Below are the records; reproduce all of them exactly but without any images.

+++ Input rows

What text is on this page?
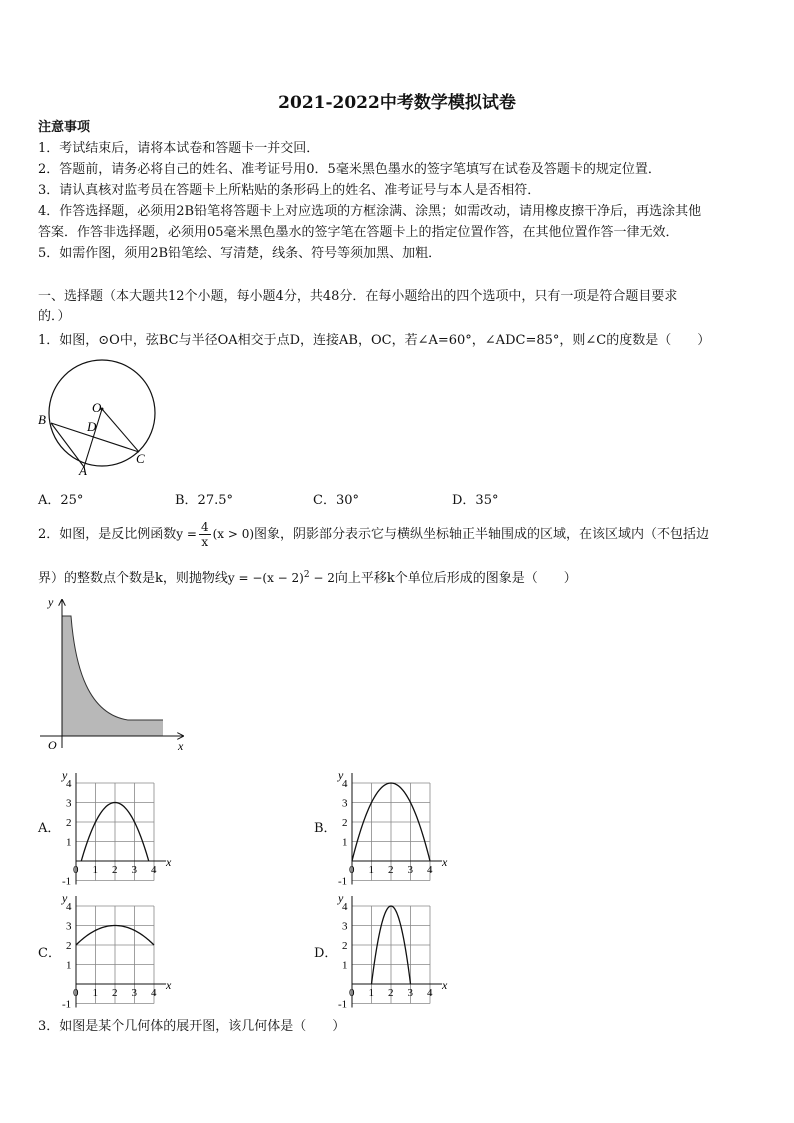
2021-2022中考数学模拟试卷
注意事项
1．考试结束后，请将本试卷和答题卡一并交回．
2．答题前，请务必将自己的姓名、准考证号用0．5毫米黑色墨水的签字笔填写在试卷及答题卡的规定位置．
3．请认真核对监考员在答题卡上所粘贴的条形码上的姓名、准考证号与本人是否相符．
4．作答选择题，必须用2B铅笔将答题卡上对应选项的方框涂满、涂黑；如需改动，请用橡皮擦干净后，再选涂其他
答案．作答非选择题，必须用05毫米黑色墨水的签字笔在答题卡上的指定位置作答，在其他位置作答一律无效．
5．如需作图，须用2B铅笔绘、写清楚，线条、符号等须加黑、加粗．
一、选择题（本大题共12个小题，每小题4分，共48分．在每小题给出的四个选项中，只有一项是符合题目要求
的．）
1．如图，⊙O中，弦BC与半径OA相交于点D，连接AB，OC，若∠A=60°，∠ADC=85°，则∠C的度数是（　　）
O
B	D
A
C
A．25°	B．27.5°	C．30°	D．35°
2．如图，是反比例函数$y = \frac{4}{x} (x > 0)$图象，阴影部分表示它与横纵坐标轴正半轴围成的区域，在该区域内（不包括边
界）的整数点个数是k，则抛物线$y = -(x - 2)^2 - 2$向上平移k个单位后形成的图象是（　　）
y
x
O
A．
0 1 2 3 4
-1
1
2
3
4
x
y
B．
0 1 2 3 4
-1
1
2
3
4
x
y
C．
0 1 2 3 4
-1
1
2
3
4
x
y
D．
0 1 2 3 4
-1
1
2
3
4
x
y
3．如图是某个几何体的展开图，该几何体是（　　）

++++++

● Result of this task
What text is on this page?
2021-2022中考数学模拟试卷
注意事项
1．考试结束后，请将本试卷和答题卡一并交回．
2．答题前，请务必将自己的姓名、准考证号用0．5毫米黑色墨水的签字笔填写在试卷及答题卡的规定位置．
3．请认真核对监考员在答题卡上所粘贴的条形码上的姓名、准考证号与本人是否相符．
4．作答选择题，必须用2B铅笔将答题卡上对应选项的方框涂满、涂黑；如需改动，请用橡皮擦干净后，再选涂其他
答案．作答非选择题，必须用05毫米黑色墨水的签字笔在答题卡上的指定位置作答，在其他位置作答一律无效．
5．如需作图，须用2B铅笔绘、写清楚，线条、符号等须加黑、加粗．
一、选择题（本大题共12个小题，每小题4分，共48分．在每小题给出的四个选项中，只有一项是符合题目要求
的．）
1．如图，⊙O中，弦BC与半径OA相交于点D，连接AB，OC，若∠A=60°，∠ADC=85°，则∠C的度数是（　　）
O
B	D
A
C
A．25°	B．27.5°	C．30°	D．35°
2．如图，是反比例函数$y = \frac{4}{x} (x > 0)$图象，阴影部分表示它与横纵坐标轴正半轴围成的区域，在该区域内（不包括边
界）的整数点个数是k，则抛物线$y = -(x - 2)^2 - 2$向上平移k个单位后形成的图象是（　　）
y
x
O
A．
0 1 2 3 4
-1
1
2
3
4
x
y
B．
0 1 2 3 4
-1
1
2
3
4
x
y
C．
0 1 2 3 4
-1
1
2
3
4
x
y
D．
0 1 2 3 4
-1
1
2
3
4
x
y
3．如图是某个几何体的展开图，该几何体是（　　）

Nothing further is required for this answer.